** RECORDED INFORMATION **
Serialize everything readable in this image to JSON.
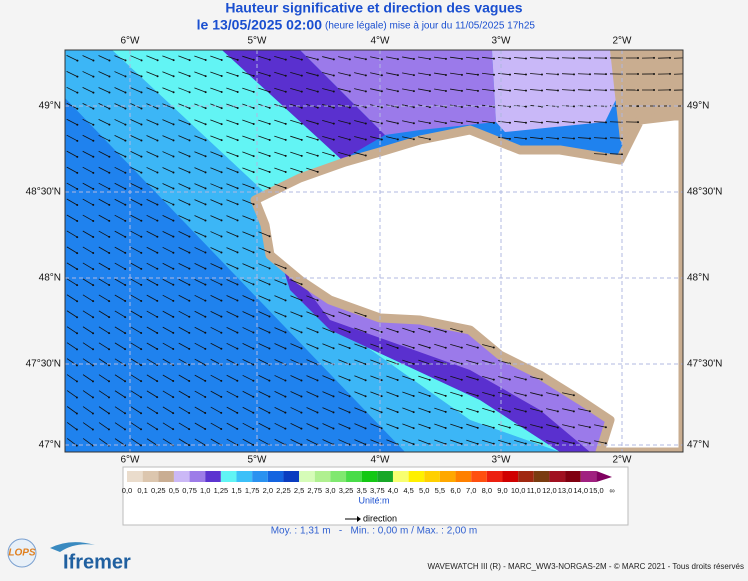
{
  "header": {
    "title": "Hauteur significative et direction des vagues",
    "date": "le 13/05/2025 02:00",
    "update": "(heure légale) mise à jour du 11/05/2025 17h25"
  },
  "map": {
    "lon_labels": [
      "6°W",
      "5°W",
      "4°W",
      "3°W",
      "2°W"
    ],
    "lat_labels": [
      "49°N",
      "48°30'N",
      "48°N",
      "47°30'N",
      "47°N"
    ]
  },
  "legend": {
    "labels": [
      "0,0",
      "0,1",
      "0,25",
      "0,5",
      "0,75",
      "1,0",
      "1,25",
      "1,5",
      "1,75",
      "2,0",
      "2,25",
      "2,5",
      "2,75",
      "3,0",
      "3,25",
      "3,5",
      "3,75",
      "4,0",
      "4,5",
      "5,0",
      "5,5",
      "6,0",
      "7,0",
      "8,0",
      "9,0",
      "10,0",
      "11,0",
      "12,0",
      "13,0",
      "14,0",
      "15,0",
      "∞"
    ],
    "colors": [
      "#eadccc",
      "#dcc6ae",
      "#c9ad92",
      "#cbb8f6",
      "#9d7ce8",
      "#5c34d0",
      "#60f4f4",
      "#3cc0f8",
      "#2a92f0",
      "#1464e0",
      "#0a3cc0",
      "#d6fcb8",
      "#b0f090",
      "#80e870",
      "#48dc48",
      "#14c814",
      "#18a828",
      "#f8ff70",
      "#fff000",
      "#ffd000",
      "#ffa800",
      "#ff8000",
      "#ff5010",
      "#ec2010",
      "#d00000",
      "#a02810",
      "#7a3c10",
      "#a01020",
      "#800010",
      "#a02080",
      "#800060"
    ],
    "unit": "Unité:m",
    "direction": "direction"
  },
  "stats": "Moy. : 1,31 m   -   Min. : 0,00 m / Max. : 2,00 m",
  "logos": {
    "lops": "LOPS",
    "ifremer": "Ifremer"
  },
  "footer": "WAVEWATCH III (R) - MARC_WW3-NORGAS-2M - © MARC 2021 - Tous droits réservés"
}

** EXERCISE AIM **
Reproduce the material above in full and without alteration, but skip all pictures.

** ANSWER TO THE EXERCISE **
Serialize everything readable in this image to JSON.
{
  "header": {
    "title": "Hauteur significative et direction des vagues",
    "date": "le 13/05/2025 02:00",
    "update": "(heure légale) mise à jour du 11/05/2025 17h25"
  },
  "map": {
    "lon_labels": [
      "6°W",
      "5°W",
      "4°W",
      "3°W",
      "2°W"
    ],
    "lat_labels": [
      "49°N",
      "48°30'N",
      "48°N",
      "47°30'N",
      "47°N"
    ]
  },
  "legend": {
    "labels": [
      "0,0",
      "0,1",
      "0,25",
      "0,5",
      "0,75",
      "1,0",
      "1,25",
      "1,5",
      "1,75",
      "2,0",
      "2,25",
      "2,5",
      "2,75",
      "3,0",
      "3,25",
      "3,5",
      "3,75",
      "4,0",
      "4,5",
      "5,0",
      "5,5",
      "6,0",
      "7,0",
      "8,0",
      "9,0",
      "10,0",
      "11,0",
      "12,0",
      "13,0",
      "14,0",
      "15,0",
      "∞"
    ],
    "colors": [
      "#eadccc",
      "#dcc6ae",
      "#c9ad92",
      "#cbb8f6",
      "#9d7ce8",
      "#5c34d0",
      "#60f4f4",
      "#3cc0f8",
      "#2a92f0",
      "#1464e0",
      "#0a3cc0",
      "#d6fcb8",
      "#b0f090",
      "#80e870",
      "#48dc48",
      "#14c814",
      "#18a828",
      "#f8ff70",
      "#fff000",
      "#ffd000",
      "#ffa800",
      "#ff8000",
      "#ff5010",
      "#ec2010",
      "#d00000",
      "#a02810",
      "#7a3c10",
      "#a01020",
      "#800010",
      "#a02080",
      "#800060"
    ],
    "unit": "Unité:m",
    "direction": "direction"
  },
  "stats": "Moy. : 1,31 m   -   Min. : 0,00 m / Max. : 2,00 m",
  "logos": {
    "lops": "LOPS",
    "ifremer": "Ifremer"
  },
  "footer": "WAVEWATCH III (R) - MARC_WW3-NORGAS-2M - © MARC 2021 - Tous droits réservés"
}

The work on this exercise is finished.